### Task details
Extract, word for word, every line from the one containing "Decode this chart: output" through the one containing "Parse this screenshot: output", with both end lines kept.

Figure dataset records
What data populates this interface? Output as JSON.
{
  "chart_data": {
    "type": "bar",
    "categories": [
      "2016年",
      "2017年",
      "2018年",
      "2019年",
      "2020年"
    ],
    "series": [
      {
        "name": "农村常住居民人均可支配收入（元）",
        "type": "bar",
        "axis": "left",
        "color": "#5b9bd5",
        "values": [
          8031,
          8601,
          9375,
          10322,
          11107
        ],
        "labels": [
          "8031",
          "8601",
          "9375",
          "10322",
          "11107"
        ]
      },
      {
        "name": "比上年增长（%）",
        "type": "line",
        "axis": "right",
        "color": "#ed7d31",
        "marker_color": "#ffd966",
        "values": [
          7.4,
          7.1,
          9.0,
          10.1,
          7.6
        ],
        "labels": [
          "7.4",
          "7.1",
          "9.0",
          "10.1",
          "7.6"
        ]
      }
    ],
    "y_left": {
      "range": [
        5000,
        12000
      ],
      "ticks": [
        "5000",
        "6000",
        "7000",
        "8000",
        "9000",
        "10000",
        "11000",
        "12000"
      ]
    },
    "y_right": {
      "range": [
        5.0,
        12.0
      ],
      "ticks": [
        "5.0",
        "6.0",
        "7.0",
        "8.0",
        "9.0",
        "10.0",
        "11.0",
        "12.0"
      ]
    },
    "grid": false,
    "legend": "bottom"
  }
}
...
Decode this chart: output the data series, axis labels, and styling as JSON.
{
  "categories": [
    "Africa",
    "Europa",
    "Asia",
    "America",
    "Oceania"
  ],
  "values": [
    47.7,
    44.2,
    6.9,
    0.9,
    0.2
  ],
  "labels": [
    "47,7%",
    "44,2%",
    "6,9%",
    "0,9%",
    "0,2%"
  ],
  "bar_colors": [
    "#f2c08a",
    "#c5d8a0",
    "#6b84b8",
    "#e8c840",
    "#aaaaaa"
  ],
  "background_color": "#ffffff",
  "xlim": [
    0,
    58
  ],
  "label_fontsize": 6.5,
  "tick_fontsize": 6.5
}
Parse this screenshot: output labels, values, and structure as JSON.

### Correct output
Decode this chart: output the data series, axis labels, and styling as JSON.
{
  "categories": [
    "Africa",
    "Europa",
    "Asia",
    "America",
    "Oceania"
  ],
  "values": [
    47.7,
    44.2,
    6.9,
    0.9,
    0.2
  ],
  "labels": [
    "47,7%",
    "44,2%",
    "6,9%",
    "0,9%",
    "0,2%"
  ],
  "bar_colors": [
    "#f2c08a",
    "#c5d8a0",
    "#6b84b8",
    "#e8c840",
    "#aaaaaa"
  ],
  "background_color": "#ffffff",
  "xlim": [
    0,
    58
  ],
  "label_fontsize": 6.5,
  "tick_fontsize": 6.5
}
Parse this screenshot: output labels, values, and structure as JSON.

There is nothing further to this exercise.